*Goal*
Write out the full set of records below exactly.

*Information shown*
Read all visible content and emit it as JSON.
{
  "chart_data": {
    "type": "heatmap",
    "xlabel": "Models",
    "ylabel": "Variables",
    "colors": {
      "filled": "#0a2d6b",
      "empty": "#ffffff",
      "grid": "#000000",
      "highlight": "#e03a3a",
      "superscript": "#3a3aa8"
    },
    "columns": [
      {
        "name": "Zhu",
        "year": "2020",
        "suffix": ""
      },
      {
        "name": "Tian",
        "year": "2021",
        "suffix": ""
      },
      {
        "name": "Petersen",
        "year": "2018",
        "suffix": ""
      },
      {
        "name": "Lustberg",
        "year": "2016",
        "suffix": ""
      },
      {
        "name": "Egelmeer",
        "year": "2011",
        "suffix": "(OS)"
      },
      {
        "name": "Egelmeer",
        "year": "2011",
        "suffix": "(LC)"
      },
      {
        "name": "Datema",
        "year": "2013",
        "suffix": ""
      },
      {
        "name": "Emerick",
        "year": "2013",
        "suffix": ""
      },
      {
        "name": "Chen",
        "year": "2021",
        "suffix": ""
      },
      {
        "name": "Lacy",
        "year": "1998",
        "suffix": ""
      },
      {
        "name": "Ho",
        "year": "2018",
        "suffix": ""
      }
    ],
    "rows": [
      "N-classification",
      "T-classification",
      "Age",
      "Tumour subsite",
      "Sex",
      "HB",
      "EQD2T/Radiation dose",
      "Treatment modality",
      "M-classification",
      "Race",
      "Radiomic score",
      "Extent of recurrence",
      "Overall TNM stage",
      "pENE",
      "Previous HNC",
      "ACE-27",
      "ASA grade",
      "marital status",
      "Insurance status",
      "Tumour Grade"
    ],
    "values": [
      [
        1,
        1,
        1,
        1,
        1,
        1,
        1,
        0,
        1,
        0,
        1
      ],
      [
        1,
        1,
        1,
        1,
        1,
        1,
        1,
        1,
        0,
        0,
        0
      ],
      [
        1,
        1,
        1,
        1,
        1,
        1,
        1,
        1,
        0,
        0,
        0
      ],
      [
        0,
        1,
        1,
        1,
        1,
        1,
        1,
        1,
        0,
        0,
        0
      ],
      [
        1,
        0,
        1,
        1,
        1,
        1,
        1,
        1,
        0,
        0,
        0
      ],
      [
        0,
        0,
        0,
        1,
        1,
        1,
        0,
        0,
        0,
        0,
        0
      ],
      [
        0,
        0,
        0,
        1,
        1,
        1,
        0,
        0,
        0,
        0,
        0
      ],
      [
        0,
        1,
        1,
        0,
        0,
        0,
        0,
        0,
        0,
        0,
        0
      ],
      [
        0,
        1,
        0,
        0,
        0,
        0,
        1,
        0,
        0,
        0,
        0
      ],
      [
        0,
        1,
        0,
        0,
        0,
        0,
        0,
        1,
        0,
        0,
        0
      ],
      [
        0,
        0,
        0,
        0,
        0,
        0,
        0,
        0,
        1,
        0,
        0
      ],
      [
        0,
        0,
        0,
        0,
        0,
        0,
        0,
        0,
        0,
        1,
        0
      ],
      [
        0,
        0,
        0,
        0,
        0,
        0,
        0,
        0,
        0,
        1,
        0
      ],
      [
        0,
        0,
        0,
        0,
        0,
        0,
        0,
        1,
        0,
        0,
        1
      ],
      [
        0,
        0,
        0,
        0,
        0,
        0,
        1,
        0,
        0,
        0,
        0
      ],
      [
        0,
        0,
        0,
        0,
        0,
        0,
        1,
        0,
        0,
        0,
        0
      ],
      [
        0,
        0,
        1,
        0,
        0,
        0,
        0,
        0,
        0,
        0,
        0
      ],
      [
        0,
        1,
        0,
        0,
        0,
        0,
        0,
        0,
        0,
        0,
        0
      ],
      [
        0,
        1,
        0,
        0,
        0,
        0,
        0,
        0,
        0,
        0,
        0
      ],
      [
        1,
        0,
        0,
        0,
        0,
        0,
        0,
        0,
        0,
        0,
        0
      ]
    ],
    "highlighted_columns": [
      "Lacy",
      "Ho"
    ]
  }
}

*Answer to the exercise*
Read all visible content and emit it as JSON.
{
  "chart_data": {
    "type": "heatmap",
    "xlabel": "Models",
    "ylabel": "Variables",
    "colors": {
      "filled": "#0a2d6b",
      "empty": "#ffffff",
      "grid": "#000000",
      "highlight": "#e03a3a",
      "superscript": "#3a3aa8"
    },
    "columns": [
      {
        "name": "Zhu",
        "year": "2020",
        "suffix": ""
      },
      {
        "name": "Tian",
        "year": "2021",
        "suffix": ""
      },
      {
        "name": "Petersen",
        "year": "2018",
        "suffix": ""
      },
      {
        "name": "Lustberg",
        "year": "2016",
        "suffix": ""
      },
      {
        "name": "Egelmeer",
        "year": "2011",
        "suffix": "(OS)"
      },
      {
        "name": "Egelmeer",
        "year": "2011",
        "suffix": "(LC)"
      },
      {
        "name": "Datema",
        "year": "2013",
        "suffix": ""
      },
      {
        "name": "Emerick",
        "year": "2013",
        "suffix": ""
      },
      {
        "name": "Chen",
        "year": "2021",
        "suffix": ""
      },
      {
        "name": "Lacy",
        "year": "1998",
        "suffix": ""
      },
      {
        "name": "Ho",
        "year": "2018",
        "suffix": ""
      }
    ],
    "rows": [
      "N-classification",
      "T-classification",
      "Age",
      "Tumour subsite",
      "Sex",
      "HB",
      "EQD2T/Radiation dose",
      "Treatment modality",
      "M-classification",
      "Race",
      "Radiomic score",
      "Extent of recurrence",
      "Overall TNM stage",
      "pENE",
      "Previous HNC",
      "ACE-27",
      "ASA grade",
      "marital status",
      "Insurance status",
      "Tumour Grade"
    ],
    "values": [
      [
        1,
        1,
        1,
        1,
        1,
        1,
        1,
        0,
        1,
        0,
        1
      ],
      [
        1,
        1,
        1,
        1,
        1,
        1,
        1,
        1,
        0,
        0,
        0
      ],
      [
        1,
        1,
        1,
        1,
        1,
        1,
        1,
        1,
        0,
        0,
        0
      ],
      [
        0,
        1,
        1,
        1,
        1,
        1,
        1,
        1,
        0,
        0,
        0
      ],
      [
        1,
        0,
        1,
        1,
        1,
        1,
        1,
        1,
        0,
        0,
        0
      ],
      [
        0,
        0,
        0,
        1,
        1,
        1,
        0,
        0,
        0,
        0,
        0
      ],
      [
        0,
        0,
        0,
        1,
        1,
        1,
        0,
        0,
        0,
        0,
        0
      ],
      [
        0,
        1,
        1,
        0,
        0,
        0,
        0,
        0,
        0,
        0,
        0
      ],
      [
        0,
        1,
        0,
        0,
        0,
        0,
        1,
        0,
        0,
        0,
        0
      ],
      [
        0,
        1,
        0,
        0,
        0,
        0,
        0,
        1,
        0,
        0,
        0
      ],
      [
        0,
        0,
        0,
        0,
        0,
        0,
        0,
        0,
        1,
        0,
        0
      ],
      [
        0,
        0,
        0,
        0,
        0,
        0,
        0,
        0,
        0,
        1,
        0
      ],
      [
        0,
        0,
        0,
        0,
        0,
        0,
        0,
        0,
        0,
        1,
        0
      ],
      [
        0,
        0,
        0,
        0,
        0,
        0,
        0,
        1,
        0,
        0,
        1
      ],
      [
        0,
        0,
        0,
        0,
        0,
        0,
        1,
        0,
        0,
        0,
        0
      ],
      [
        0,
        0,
        0,
        0,
        0,
        0,
        1,
        0,
        0,
        0,
        0
      ],
      [
        0,
        0,
        1,
        0,
        0,
        0,
        0,
        0,
        0,
        0,
        0
      ],
      [
        0,
        1,
        0,
        0,
        0,
        0,
        0,
        0,
        0,
        0,
        0
      ],
      [
        0,
        1,
        0,
        0,
        0,
        0,
        0,
        0,
        0,
        0,
        0
      ],
      [
        1,
        0,
        0,
        0,
        0,
        0,
        0,
        0,
        0,
        0,
        0
      ]
    ],
    "highlighted_columns": [
      "Lacy",
      "Ho"
    ]
  }
}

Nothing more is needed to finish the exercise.